- [Direction]:
In the records below, count every line containing "this". Reply with the number only.

A block of data
▼▼▼
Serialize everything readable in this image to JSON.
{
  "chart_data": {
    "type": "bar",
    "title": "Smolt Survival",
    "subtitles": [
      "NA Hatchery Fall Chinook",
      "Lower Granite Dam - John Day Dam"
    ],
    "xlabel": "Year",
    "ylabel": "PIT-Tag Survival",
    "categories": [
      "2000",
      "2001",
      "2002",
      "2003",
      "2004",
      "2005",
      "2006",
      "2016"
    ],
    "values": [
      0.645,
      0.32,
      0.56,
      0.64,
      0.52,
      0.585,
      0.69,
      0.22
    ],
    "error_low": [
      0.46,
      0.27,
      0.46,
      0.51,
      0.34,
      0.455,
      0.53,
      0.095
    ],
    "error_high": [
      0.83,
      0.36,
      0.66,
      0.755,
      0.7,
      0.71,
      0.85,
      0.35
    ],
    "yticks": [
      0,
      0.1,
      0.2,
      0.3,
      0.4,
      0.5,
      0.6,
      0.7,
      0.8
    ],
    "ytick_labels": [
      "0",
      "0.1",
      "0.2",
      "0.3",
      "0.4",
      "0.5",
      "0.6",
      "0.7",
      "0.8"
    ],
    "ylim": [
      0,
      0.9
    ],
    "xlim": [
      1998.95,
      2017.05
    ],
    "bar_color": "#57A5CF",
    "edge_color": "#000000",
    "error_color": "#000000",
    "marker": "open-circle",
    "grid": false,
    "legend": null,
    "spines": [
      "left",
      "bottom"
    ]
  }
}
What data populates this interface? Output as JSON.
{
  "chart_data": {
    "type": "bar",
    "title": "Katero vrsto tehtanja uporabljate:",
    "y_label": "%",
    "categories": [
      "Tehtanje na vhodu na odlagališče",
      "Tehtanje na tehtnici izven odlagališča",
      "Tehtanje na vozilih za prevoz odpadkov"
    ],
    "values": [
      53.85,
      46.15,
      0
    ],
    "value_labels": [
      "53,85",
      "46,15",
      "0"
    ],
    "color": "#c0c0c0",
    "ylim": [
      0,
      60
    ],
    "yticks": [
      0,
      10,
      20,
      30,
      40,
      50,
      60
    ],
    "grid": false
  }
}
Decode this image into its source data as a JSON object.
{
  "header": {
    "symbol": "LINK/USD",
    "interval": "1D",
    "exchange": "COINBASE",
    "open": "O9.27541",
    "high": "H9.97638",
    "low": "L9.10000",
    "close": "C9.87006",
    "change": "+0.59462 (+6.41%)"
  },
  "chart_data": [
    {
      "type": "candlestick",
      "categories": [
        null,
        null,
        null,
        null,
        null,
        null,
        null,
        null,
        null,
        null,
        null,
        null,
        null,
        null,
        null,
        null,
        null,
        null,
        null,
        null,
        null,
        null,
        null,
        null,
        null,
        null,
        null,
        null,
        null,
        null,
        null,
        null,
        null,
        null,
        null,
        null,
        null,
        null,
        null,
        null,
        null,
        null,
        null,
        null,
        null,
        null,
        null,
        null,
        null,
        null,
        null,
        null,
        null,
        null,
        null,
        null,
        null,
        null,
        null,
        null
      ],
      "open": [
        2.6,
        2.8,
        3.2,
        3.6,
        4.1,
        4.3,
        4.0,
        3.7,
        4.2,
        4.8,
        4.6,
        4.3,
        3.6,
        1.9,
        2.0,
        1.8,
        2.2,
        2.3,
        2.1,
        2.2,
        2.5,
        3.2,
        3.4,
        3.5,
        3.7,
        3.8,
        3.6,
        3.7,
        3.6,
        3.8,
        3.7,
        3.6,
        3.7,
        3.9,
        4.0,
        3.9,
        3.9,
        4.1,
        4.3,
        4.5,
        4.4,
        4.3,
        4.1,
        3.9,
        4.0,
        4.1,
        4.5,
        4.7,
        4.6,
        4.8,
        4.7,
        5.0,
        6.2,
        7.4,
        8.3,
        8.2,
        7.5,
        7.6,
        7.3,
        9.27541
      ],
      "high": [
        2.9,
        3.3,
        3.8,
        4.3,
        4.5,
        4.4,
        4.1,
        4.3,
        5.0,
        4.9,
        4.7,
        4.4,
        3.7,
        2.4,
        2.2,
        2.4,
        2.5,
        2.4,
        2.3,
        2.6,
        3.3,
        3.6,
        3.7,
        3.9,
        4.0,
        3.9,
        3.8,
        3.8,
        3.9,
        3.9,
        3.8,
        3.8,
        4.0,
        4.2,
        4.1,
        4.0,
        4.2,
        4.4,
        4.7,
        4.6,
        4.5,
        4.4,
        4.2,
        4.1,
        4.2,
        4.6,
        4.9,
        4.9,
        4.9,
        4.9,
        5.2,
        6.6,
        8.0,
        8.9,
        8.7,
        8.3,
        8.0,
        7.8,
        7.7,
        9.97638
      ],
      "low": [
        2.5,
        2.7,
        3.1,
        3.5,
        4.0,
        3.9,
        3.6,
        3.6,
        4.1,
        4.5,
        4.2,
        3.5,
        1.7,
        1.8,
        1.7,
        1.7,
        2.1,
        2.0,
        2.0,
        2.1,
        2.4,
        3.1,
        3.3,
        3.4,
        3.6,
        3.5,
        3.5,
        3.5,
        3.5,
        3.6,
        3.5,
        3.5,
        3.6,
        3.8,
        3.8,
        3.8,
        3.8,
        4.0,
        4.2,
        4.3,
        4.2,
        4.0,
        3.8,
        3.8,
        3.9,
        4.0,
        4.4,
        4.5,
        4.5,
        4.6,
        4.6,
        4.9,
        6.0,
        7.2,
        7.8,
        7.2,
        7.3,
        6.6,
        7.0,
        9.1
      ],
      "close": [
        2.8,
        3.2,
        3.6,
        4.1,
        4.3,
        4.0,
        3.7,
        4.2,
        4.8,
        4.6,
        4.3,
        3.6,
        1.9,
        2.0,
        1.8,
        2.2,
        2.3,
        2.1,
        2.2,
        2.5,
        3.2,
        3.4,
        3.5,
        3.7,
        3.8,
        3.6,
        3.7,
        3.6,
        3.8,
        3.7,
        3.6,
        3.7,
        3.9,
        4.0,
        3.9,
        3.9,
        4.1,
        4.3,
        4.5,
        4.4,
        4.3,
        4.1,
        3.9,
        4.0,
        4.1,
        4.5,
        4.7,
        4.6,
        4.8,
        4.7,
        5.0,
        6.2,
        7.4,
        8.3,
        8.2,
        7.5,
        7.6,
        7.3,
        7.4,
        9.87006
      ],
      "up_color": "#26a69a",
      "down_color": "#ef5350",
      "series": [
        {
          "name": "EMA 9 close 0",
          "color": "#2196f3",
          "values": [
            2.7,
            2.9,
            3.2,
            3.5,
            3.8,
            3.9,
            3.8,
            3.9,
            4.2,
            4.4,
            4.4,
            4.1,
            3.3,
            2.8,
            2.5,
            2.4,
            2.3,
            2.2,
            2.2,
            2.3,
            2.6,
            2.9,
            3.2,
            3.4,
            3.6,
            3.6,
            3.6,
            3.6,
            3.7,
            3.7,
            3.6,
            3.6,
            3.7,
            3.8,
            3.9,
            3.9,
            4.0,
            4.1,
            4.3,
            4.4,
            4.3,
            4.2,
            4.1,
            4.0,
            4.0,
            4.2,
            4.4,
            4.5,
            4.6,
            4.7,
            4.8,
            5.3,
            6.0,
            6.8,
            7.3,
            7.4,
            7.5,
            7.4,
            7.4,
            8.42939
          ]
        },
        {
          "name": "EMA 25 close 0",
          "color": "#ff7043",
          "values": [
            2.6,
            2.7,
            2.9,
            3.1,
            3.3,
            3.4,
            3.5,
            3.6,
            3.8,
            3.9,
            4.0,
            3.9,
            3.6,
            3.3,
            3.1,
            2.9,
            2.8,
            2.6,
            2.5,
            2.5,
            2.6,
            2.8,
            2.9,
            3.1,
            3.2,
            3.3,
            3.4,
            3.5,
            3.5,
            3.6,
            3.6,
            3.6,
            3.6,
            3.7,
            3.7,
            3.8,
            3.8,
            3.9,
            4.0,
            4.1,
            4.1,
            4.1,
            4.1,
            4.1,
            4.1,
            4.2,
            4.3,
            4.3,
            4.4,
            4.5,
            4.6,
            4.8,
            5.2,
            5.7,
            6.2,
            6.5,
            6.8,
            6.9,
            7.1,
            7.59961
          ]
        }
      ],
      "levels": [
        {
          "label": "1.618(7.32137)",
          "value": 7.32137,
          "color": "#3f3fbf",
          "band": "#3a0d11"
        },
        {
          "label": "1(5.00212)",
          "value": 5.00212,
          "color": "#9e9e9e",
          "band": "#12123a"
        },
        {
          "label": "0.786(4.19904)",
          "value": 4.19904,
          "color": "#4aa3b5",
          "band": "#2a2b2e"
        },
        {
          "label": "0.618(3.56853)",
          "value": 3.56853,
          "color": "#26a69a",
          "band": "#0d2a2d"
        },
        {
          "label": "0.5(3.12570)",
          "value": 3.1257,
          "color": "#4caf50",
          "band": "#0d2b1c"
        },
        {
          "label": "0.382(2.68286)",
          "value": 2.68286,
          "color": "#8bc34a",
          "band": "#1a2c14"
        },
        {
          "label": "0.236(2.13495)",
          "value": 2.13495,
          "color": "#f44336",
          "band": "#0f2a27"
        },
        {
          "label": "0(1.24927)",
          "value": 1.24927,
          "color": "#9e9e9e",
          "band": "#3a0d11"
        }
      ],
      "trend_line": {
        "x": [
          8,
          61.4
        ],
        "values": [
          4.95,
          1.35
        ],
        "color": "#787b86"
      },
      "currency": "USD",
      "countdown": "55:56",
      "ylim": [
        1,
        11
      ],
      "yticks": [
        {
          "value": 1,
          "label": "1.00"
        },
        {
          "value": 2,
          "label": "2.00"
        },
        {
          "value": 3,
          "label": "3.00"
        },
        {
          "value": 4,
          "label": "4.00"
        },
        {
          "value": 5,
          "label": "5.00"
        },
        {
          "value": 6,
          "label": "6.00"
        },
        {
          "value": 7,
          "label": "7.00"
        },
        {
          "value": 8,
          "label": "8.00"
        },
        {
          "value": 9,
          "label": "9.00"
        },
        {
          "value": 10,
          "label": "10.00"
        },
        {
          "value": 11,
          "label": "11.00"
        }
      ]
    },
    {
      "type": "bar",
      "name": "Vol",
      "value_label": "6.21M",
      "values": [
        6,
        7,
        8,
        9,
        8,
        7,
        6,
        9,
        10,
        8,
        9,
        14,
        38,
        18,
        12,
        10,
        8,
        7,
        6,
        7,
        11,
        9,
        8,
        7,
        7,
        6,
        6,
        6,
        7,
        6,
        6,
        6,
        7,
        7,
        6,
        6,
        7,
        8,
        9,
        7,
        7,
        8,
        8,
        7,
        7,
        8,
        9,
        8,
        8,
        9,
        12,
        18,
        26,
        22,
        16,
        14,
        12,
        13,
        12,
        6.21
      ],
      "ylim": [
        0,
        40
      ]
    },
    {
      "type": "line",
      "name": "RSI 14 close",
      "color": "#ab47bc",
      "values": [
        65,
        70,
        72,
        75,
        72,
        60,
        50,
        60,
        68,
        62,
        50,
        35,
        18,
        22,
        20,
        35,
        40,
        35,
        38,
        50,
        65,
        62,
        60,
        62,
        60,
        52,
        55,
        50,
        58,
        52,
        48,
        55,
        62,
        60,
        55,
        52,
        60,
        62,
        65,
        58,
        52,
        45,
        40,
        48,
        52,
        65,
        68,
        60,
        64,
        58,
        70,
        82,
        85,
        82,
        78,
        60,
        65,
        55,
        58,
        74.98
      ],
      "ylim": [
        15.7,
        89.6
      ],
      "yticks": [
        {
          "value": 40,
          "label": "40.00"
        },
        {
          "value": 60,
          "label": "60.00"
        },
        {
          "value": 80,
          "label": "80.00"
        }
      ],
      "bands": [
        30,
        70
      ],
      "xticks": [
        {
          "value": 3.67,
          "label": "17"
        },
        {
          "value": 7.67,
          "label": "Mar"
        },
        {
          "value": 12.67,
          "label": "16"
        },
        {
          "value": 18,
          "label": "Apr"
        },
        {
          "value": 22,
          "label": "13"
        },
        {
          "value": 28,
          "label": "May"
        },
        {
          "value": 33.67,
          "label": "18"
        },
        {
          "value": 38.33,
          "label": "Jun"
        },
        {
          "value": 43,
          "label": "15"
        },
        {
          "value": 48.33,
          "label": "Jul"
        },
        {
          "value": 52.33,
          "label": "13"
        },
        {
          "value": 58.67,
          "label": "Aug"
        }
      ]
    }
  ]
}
▲▲▲
- [Reply]:
3